Task details. Make an exact copy of each entry, leaving out every picture.

Data lines.
|---|

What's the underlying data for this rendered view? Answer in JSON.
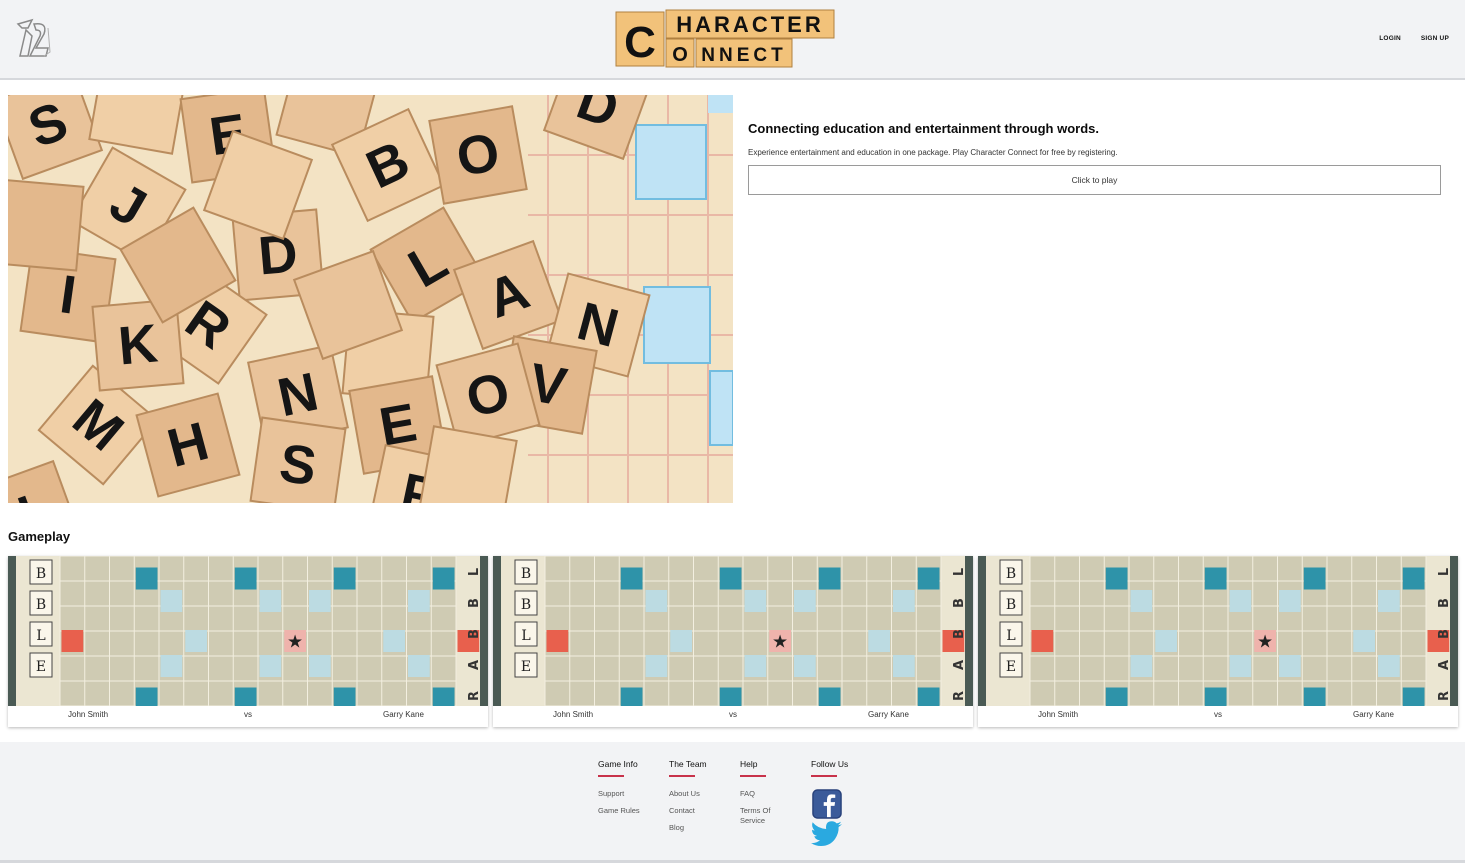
{
  "header": {
    "logo_top_text": "HARACTER",
    "logo_bottom_text": "NNECT",
    "logo_letter_c": "C",
    "logo_letter_o": "O",
    "nav": {
      "login": "LOGIN",
      "signup": "SIGN UP"
    }
  },
  "hero": {
    "title": "Connecting education and entertainment through words.",
    "description": "Experience entertainment and education in one package. Play Character Connect for free by registering.",
    "play_button": "Click to play"
  },
  "gameplay": {
    "title": "Gameplay",
    "matches": [
      {
        "player1": "John Smith",
        "vs": "vs",
        "player2": "Garry Kane"
      },
      {
        "player1": "John Smith",
        "vs": "vs",
        "player2": "Garry Kane"
      },
      {
        "player1": "John Smith",
        "vs": "vs",
        "player2": "Garry Kane"
      }
    ]
  },
  "footer": {
    "game_info": {
      "title": "Game Info",
      "links": [
        "Support",
        "Game Rules"
      ]
    },
    "team": {
      "title": "The Team",
      "links": [
        "About Us",
        "Contact",
        "Blog"
      ]
    },
    "help": {
      "title": "Help",
      "links": [
        "FAQ",
        "Terms Of",
        "Service"
      ]
    },
    "follow": {
      "title": "Follow Us",
      "icons": [
        "facebook-icon",
        "twitter-icon"
      ]
    }
  },
  "colors": {
    "accent": "#c8324a",
    "header_bg": "#f2f3f5",
    "tile": "#f2c27a",
    "board": "#cfcbb3"
  }
}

|---|

Worked answer.
What's the underlying data for this rendered view? Answer in JSON.
{
  "header": {
    "logo_top_text": "HARACTER",
    "logo_bottom_text": "NNECT",
    "logo_letter_c": "C",
    "logo_letter_o": "O",
    "nav": {
      "login": "LOGIN",
      "signup": "SIGN UP"
    }
  },
  "hero": {
    "title": "Connecting education and entertainment through words.",
    "description": "Experience entertainment and education in one package. Play Character Connect for free by registering.",
    "play_button": "Click to play"
  },
  "gameplay": {
    "title": "Gameplay",
    "matches": [
      {
        "player1": "John Smith",
        "vs": "vs",
        "player2": "Garry Kane"
      },
      {
        "player1": "John Smith",
        "vs": "vs",
        "player2": "Garry Kane"
      },
      {
        "player1": "John Smith",
        "vs": "vs",
        "player2": "Garry Kane"
      }
    ]
  },
  "footer": {
    "game_info": {
      "title": "Game Info",
      "links": [
        "Support",
        "Game Rules"
      ]
    },
    "team": {
      "title": "The Team",
      "links": [
        "About Us",
        "Contact",
        "Blog"
      ]
    },
    "help": {
      "title": "Help",
      "links": [
        "FAQ",
        "Terms Of",
        "Service"
      ]
    },
    "follow": {
      "title": "Follow Us",
      "icons": [
        "facebook-icon",
        "twitter-icon"
      ]
    }
  },
  "colors": {
    "accent": "#c8324a",
    "header_bg": "#f2f3f5",
    "tile": "#f2c27a",
    "board": "#cfcbb3"
  }
}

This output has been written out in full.